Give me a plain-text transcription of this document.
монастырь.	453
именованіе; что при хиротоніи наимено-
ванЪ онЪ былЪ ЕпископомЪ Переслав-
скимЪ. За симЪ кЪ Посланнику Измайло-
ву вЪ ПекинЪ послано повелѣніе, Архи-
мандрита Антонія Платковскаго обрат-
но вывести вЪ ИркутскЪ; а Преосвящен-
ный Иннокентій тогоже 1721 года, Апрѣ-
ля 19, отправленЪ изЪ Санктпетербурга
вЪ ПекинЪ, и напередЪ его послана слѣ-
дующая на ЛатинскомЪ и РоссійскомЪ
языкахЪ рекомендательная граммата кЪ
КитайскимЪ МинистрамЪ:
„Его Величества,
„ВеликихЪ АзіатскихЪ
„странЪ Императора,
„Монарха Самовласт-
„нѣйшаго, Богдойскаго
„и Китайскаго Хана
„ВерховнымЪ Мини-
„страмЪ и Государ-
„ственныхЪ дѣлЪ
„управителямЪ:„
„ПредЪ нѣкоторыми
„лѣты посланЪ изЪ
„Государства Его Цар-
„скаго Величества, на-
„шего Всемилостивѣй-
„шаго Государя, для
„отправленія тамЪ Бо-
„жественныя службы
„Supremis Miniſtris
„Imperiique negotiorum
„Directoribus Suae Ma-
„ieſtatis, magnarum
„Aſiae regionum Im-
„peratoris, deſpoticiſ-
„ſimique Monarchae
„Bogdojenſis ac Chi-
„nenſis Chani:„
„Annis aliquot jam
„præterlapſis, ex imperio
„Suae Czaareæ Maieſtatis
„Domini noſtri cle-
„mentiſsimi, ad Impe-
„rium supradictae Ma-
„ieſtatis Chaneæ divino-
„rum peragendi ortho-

##########

Count every line in the entries above where the word "Suae" appears; respond with the number alone.

SOLUTION FOR THIS EXERCISE: 2